• _The exercise_: Return the records exactly as they are.

• _Data lines_:
::::

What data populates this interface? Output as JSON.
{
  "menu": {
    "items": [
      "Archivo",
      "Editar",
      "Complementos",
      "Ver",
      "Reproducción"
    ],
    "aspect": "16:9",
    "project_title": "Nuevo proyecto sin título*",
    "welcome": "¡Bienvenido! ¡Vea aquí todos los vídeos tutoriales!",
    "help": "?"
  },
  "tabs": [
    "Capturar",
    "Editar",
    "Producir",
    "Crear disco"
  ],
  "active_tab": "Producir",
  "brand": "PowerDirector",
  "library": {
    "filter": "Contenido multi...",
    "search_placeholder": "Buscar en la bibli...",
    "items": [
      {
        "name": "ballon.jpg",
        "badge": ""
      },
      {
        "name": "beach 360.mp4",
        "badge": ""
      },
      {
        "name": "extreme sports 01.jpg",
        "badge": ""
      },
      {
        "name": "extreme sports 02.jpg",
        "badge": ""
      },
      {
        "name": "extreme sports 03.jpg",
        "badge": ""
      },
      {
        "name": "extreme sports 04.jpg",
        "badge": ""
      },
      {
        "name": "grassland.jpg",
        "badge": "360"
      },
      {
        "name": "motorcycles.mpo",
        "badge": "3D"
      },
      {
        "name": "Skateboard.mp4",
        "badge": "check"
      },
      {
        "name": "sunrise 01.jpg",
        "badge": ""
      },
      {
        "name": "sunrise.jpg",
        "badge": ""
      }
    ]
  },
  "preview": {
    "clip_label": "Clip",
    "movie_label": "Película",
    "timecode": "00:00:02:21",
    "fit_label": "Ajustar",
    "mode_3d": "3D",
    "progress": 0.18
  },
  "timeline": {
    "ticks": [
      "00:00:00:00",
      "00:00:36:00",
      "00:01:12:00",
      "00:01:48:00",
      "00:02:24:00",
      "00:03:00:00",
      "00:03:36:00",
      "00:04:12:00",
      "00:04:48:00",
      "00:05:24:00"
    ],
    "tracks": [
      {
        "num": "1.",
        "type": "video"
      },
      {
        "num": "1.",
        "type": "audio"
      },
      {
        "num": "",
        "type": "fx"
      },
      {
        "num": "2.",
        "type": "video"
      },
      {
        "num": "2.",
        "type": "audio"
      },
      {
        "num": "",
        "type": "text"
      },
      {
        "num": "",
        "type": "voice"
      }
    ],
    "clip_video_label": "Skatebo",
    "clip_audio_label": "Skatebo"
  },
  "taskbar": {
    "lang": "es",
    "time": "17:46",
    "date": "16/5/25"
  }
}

::::

• _Response to this task_:
What data populates this interface? Output as JSON.
{
  "menu": {
    "items": [
      "Archivo",
      "Editar",
      "Complementos",
      "Ver",
      "Reproducción"
    ],
    "aspect": "16:9",
    "project_title": "Nuevo proyecto sin título*",
    "welcome": "¡Bienvenido! ¡Vea aquí todos los vídeos tutoriales!",
    "help": "?"
  },
  "tabs": [
    "Capturar",
    "Editar",
    "Producir",
    "Crear disco"
  ],
  "active_tab": "Producir",
  "brand": "PowerDirector",
  "library": {
    "filter": "Contenido multi...",
    "search_placeholder": "Buscar en la bibli...",
    "items": [
      {
        "name": "ballon.jpg",
        "badge": ""
      },
      {
        "name": "beach 360.mp4",
        "badge": ""
      },
      {
        "name": "extreme sports 01.jpg",
        "badge": ""
      },
      {
        "name": "extreme sports 02.jpg",
        "badge": ""
      },
      {
        "name": "extreme sports 03.jpg",
        "badge": ""
      },
      {
        "name": "extreme sports 04.jpg",
        "badge": ""
      },
      {
        "name": "grassland.jpg",
        "badge": "360"
      },
      {
        "name": "motorcycles.mpo",
        "badge": "3D"
      },
      {
        "name": "Skateboard.mp4",
        "badge": "check"
      },
      {
        "name": "sunrise 01.jpg",
        "badge": ""
      },
      {
        "name": "sunrise.jpg",
        "badge": ""
      }
    ]
  },
  "preview": {
    "clip_label": "Clip",
    "movie_label": "Película",
    "timecode": "00:00:02:21",
    "fit_label": "Ajustar",
    "mode_3d": "3D",
    "progress": 0.18
  },
  "timeline": {
    "ticks": [
      "00:00:00:00",
      "00:00:36:00",
      "00:01:12:00",
      "00:01:48:00",
      "00:02:24:00",
      "00:03:00:00",
      "00:03:36:00",
      "00:04:12:00",
      "00:04:48:00",
      "00:05:24:00"
    ],
    "tracks": [
      {
        "num": "1.",
        "type": "video"
      },
      {
        "num": "1.",
        "type": "audio"
      },
      {
        "num": "",
        "type": "fx"
      },
      {
        "num": "2.",
        "type": "video"
      },
      {
        "num": "2.",
        "type": "audio"
      },
      {
        "num": "",
        "type": "text"
      },
      {
        "num": "",
        "type": "voice"
      }
    ],
    "clip_video_label": "Skatebo",
    "clip_audio_label": "Skatebo"
  },
  "taskbar": {
    "lang": "es",
    "time": "17:46",
    "date": "16/5/25"
  }
}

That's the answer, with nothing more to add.